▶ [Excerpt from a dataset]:
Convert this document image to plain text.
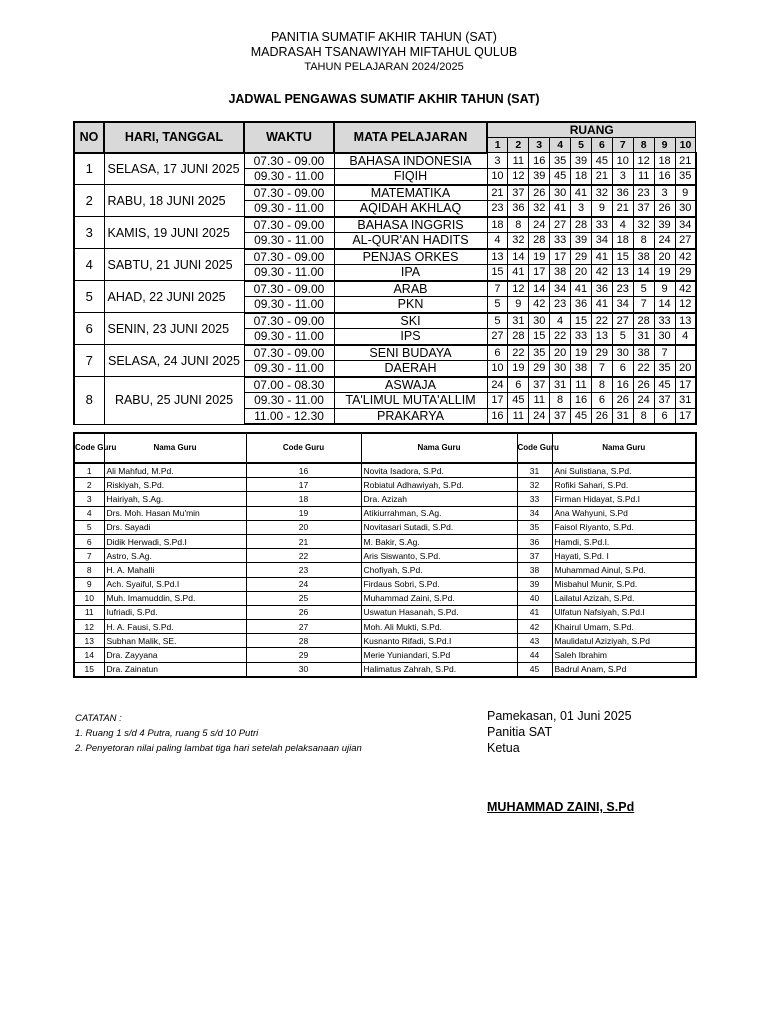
PANITIA SUMATIF AKHIR TAHUN (SAT)
MADRASAH TSANAWIYAH MIFTAHUL QULUB
TAHUN PELAJARAN 2024/2025
JADWAL PENGAWAS SUMATIF AKHIR TAHUN (SAT)
NO	HARI, TANGGAL	WAKTU	MATA PELAJARAN	RUANG									
				1	2	3	4	5	6	7	8	9	10
1	SELASA, 17 JUNI 2025	07.30 - 09.00	BAHASA INDONESIA	3	11	16	35	39	45	10	12	18	21
		09.30 - 11.00	FIQIH	10	12	39	45	18	21	3	11	16	35
2	RABU, 18 JUNI 2025	07.30 - 09.00	MATEMATIKA	21	37	26	30	41	32	36	23	3	9
		09.30 - 11.00	AQIDAH AKHLAQ	23	36	32	41	3	9	21	37	26	30
3	KAMIS, 19 JUNI 2025	07.30 - 09.00	BAHASA INGGRIS	18	8	24	27	28	33	4	32	39	34
		09.30 - 11.00	AL-QUR'AN HADITS	4	32	28	33	39	34	18	8	24	27
4	SABTU, 21 JUNI 2025	07.30 - 09.00	PENJAS ORKES	13	14	19	17	29	41	15	38	20	42
		09.30 - 11.00	IPA	15	41	17	38	20	42	13	14	19	29
5	AHAD, 22 JUNI 2025	07.30 - 09.00	ARAB	7	12	14	34	41	36	23	5	9	42
		09.30 - 11.00	PKN	5	9	42	23	36	41	34	7	14	12
6	SENIN, 23 JUNI 2025	07.30 - 09.00	SKI	5	31	30	4	15	22	27	28	33	13
		09.30 - 11.00	IPS	27	28	15	22	33	13	5	31	30	4
7	SELASA, 24 JUNI 2025	07.30 - 09.00	SENI BUDAYA	6	22	35	20	19	29	30	38	7	
		09.30 - 11.00	DAERAH	10	19	29	30	38	7	6	22	35	20
8	RABU, 25 JUNI 2025	07.00 - 08.30	ASWAJA	24	6	37	31	11	8	16	26	45	17
		09.30 - 11.00	TA'LIMUL MUTA'ALLIM	17	45	11	8	16	6	26	24	37	31
		11.00 - 12.30	PRAKARYA	16	11	24	37	45	26	31	8	6	17
Code Guru	Nama Guru	Code Guru	Nama Guru	Code Guru	Nama Guru
1	Ali Mahfud, M.Pd.	16	Novita Isadora, S.Pd.	31	Ani Sulistiana, S.Pd.
2	Riskiyah, S.Pd.	17	Robiatul Adhawiyah, S.Pd.	32	Rofiki Sahari, S.Pd.
3	Hairiyah, S.Ag.	18	Dra. Azizah	33	Firman Hidayat, S.Pd.I
4	Drs. Moh. Hasan Mu'min	19	Atikiurrahman, S.Ag.	34	Ana Wahyuni, S.Pd
5	Drs. Sayadi	20	Novitasari Sutadi, S.Pd.	35	Faisol Riyanto, S.Pd.
6	Didik Herwadi, S.Pd.I	21	M. Bakir, S.Ag.	36	Hamdi, S.Pd.I.
7	Astro, S.Ag.	22	Aris Siswanto, S.Pd.	37	Hayati, S.Pd. I
8	H. A. Mahalli	23	Chofiyah, S.Pd.	38	Muhammad Ainul, S.Pd.
9	Ach. Syaiful, S.Pd.I	24	Firdaus Sobri, S.Pd.	39	Misbahul Munir, S.Pd.
10	Muh. Imamuddin, S.Pd.	25	Muhammad Zaini, S.Pd.	40	Lailatul Azizah, S.Pd.
11	Iufriadi, S.Pd.	26	Uswatun Hasanah, S.Pd.	41	Ulfatun Nafsiyah, S.Pd.I
12	H. A. Fausi, S.Pd.	27	Moh. Ali Mukti, S.Pd.	42	Khairul Umam, S.Pd.
13	Subhan Malik, SE.	28	Kusnanto Rifadi, S.Pd.I	43	Maulidatul Aziziyah, S.Pd
14	Dra. Zayyana	29	Merie Yuniandari, S.Pd	44	Saleh Ibrahim
15	Dra. Zainatun	30	Halimatus Zahrah, S.Pd.	45	Badrul Anam, S.Pd
CATATAN :
1. Ruang 1 s/d 4 Putra, ruang 5 s/d 10 Putri
2. Penyetoran nilai paling lambat tiga hari setelah pelaksanaan ujian
Pamekasan, 01 Juni 2025
Panitia SAT
Ketua
MUHAMMAD ZAINI, S.Pd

▶ [Your objective]: Go through the data and gather every line that holds "AKHIR".

▶ [Problem solution]:
PANITIA SUMATIF AKHIR TAHUN (SAT)
JADWAL PENGAWAS SUMATIF AKHIR TAHUN (SAT)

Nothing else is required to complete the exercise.